> **WHAT THE EXERCISE ASKS**: Can you print every line of the data below word for word, leaving the pictures out?

BEGIN DATA LINES

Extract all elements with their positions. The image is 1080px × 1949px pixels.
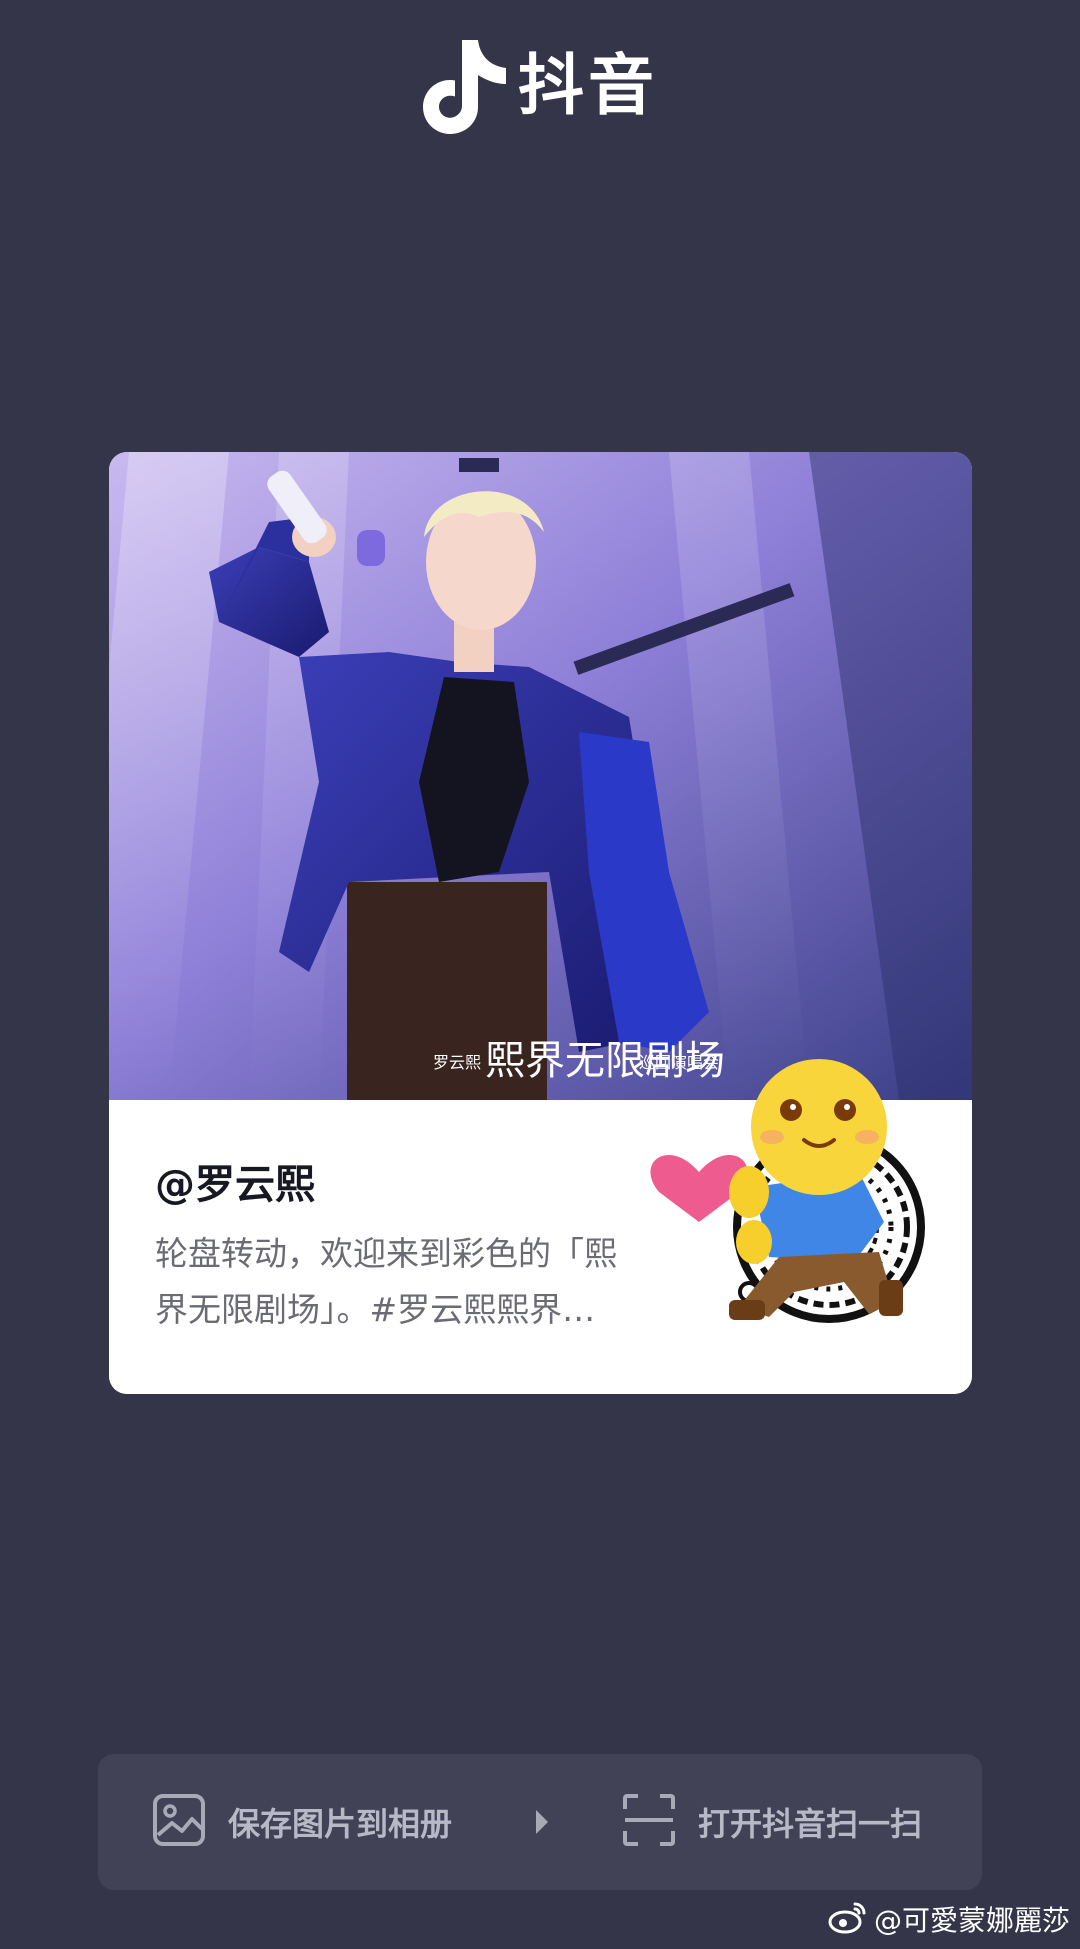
weibo-icon bbox=[828, 1900, 868, 1938]
video-description: 轮盘转动，欢迎来到彩色的「熙 界无限剧场」。#罗云熙熙界… bbox=[155, 1226, 685, 1338]
save-button-label: 保存图片到相册 bbox=[228, 1805, 453, 1843]
save-to-album-button[interactable]: 保存图片到相册 bbox=[152, 1754, 452, 1890]
app-logo: 抖音 bbox=[0, 36, 1080, 136]
scan-icon bbox=[622, 1793, 676, 1851]
qr-code-with-sticker bbox=[629, 1052, 959, 1352]
action-bar: 保存图片到相册 打开抖音扫一扫 bbox=[98, 1754, 982, 1890]
concert-photo: 罗云熙 熙界无限剧场 巡回演唱会 bbox=[109, 452, 972, 1100]
app-name: 抖音 bbox=[518, 47, 658, 124]
description-line: 轮盘转动，欢迎来到彩色的「熙 bbox=[155, 1234, 617, 1273]
author-handle[interactable]: @罗云熙 bbox=[155, 1152, 315, 1210]
share-card[interactable]: 罗云熙 熙界无限剧场 巡回演唱会 @罗云熙 轮盘转动，欢迎来到彩色的「熙 界无限… bbox=[109, 452, 972, 1394]
scan-button-label: 打开抖音扫一扫 bbox=[698, 1805, 923, 1843]
tiktok-note-icon bbox=[422, 36, 508, 136]
poster-artist: 罗云熙 bbox=[433, 1053, 481, 1072]
open-douyin-scan-button[interactable]: 打开抖音扫一扫 bbox=[622, 1754, 922, 1890]
weibo-watermark: @可愛蒙娜麗莎 bbox=[828, 1899, 1070, 1939]
separator-arrow-icon bbox=[534, 1808, 550, 1840]
image-icon bbox=[152, 1793, 206, 1851]
description-line: 界无限剧场」。#罗云熙熙界… bbox=[155, 1290, 596, 1329]
watermark-text: @可愛蒙娜麗莎 bbox=[873, 1904, 1070, 1937]
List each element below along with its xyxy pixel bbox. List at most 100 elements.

END DATA LINES

> **TASK SOLUTION**:
Extract all elements with their positions. The image is 1080px × 1949px pixels.
weibo-icon bbox=[828, 1900, 868, 1938]
video-description: 轮盘转动，欢迎来到彩色的「熙 界无限剧场」。#罗云熙熙界… bbox=[155, 1226, 685, 1338]
save-button-label: 保存图片到相册 bbox=[228, 1805, 453, 1843]
save-to-album-button[interactable]: 保存图片到相册 bbox=[152, 1754, 452, 1890]
app-logo: 抖音 bbox=[0, 36, 1080, 136]
scan-icon bbox=[622, 1793, 676, 1851]
qr-code-with-sticker bbox=[629, 1052, 959, 1352]
action-bar: 保存图片到相册 打开抖音扫一扫 bbox=[98, 1754, 982, 1890]
concert-photo: 罗云熙 熙界无限剧场 巡回演唱会 bbox=[109, 452, 972, 1100]
app-name: 抖音 bbox=[518, 47, 658, 124]
description-line: 轮盘转动，欢迎来到彩色的「熙 bbox=[155, 1234, 617, 1273]
author-handle[interactable]: @罗云熙 bbox=[155, 1152, 315, 1210]
share-card[interactable]: 罗云熙 熙界无限剧场 巡回演唱会 @罗云熙 轮盘转动，欢迎来到彩色的「熙 界无限… bbox=[109, 452, 972, 1394]
scan-button-label: 打开抖音扫一扫 bbox=[698, 1805, 923, 1843]
tiktok-note-icon bbox=[422, 36, 508, 136]
poster-artist: 罗云熙 bbox=[433, 1053, 481, 1072]
open-douyin-scan-button[interactable]: 打开抖音扫一扫 bbox=[622, 1754, 922, 1890]
weibo-watermark: @可愛蒙娜麗莎 bbox=[828, 1899, 1070, 1939]
separator-arrow-icon bbox=[534, 1808, 550, 1840]
image-icon bbox=[152, 1793, 206, 1851]
description-line: 界无限剧场」。#罗云熙熙界… bbox=[155, 1290, 596, 1329]
watermark-text: @可愛蒙娜麗莎 bbox=[873, 1904, 1070, 1937]
List each element below along with its xyxy pixel bbox. List at most 100 elements.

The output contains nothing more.